## Exercise goal
Your task is to repeat the entries underneath exactly, minus the pictures.

--- Records for processing ---

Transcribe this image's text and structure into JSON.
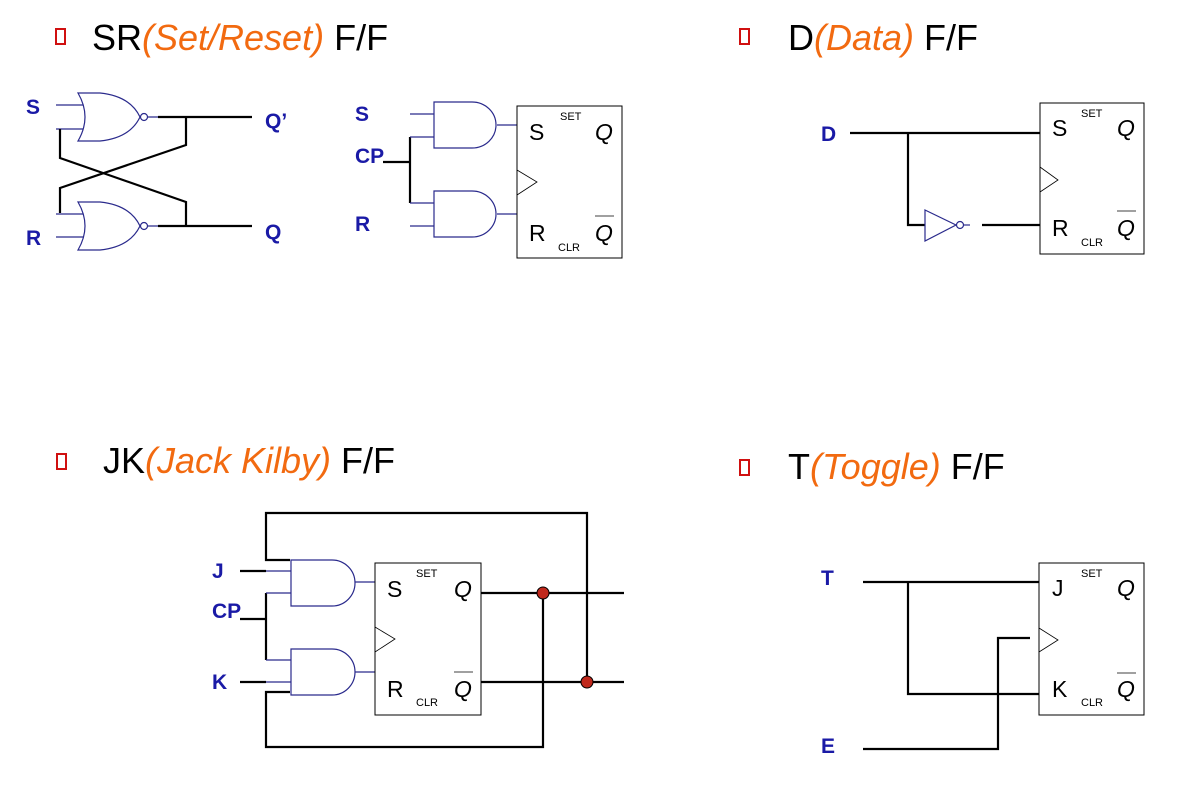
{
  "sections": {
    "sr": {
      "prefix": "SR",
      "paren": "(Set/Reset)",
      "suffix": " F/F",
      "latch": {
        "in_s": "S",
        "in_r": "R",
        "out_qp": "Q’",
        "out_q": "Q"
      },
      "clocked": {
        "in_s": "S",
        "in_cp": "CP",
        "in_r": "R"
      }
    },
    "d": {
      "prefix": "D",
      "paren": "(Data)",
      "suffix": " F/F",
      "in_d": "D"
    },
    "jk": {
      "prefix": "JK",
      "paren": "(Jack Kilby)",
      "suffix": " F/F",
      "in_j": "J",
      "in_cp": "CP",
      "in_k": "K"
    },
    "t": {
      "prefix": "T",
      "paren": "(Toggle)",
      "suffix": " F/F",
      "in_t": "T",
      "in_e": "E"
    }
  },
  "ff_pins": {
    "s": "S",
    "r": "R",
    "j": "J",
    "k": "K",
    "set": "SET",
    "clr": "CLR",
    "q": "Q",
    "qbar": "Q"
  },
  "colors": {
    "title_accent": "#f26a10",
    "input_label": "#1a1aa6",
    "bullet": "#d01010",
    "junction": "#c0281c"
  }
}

---

## Solution for this exercise
Transcribe this image's text and structure into JSON.
{
  "sections": {
    "sr": {
      "prefix": "SR",
      "paren": "(Set/Reset)",
      "suffix": " F/F",
      "latch": {
        "in_s": "S",
        "in_r": "R",
        "out_qp": "Q’",
        "out_q": "Q"
      },
      "clocked": {
        "in_s": "S",
        "in_cp": "CP",
        "in_r": "R"
      }
    },
    "d": {
      "prefix": "D",
      "paren": "(Data)",
      "suffix": " F/F",
      "in_d": "D"
    },
    "jk": {
      "prefix": "JK",
      "paren": "(Jack Kilby)",
      "suffix": " F/F",
      "in_j": "J",
      "in_cp": "CP",
      "in_k": "K"
    },
    "t": {
      "prefix": "T",
      "paren": "(Toggle)",
      "suffix": " F/F",
      "in_t": "T",
      "in_e": "E"
    }
  },
  "ff_pins": {
    "s": "S",
    "r": "R",
    "j": "J",
    "k": "K",
    "set": "SET",
    "clr": "CLR",
    "q": "Q",
    "qbar": "Q"
  },
  "colors": {
    "title_accent": "#f26a10",
    "input_label": "#1a1aa6",
    "bullet": "#d01010",
    "junction": "#c0281c"
  }
}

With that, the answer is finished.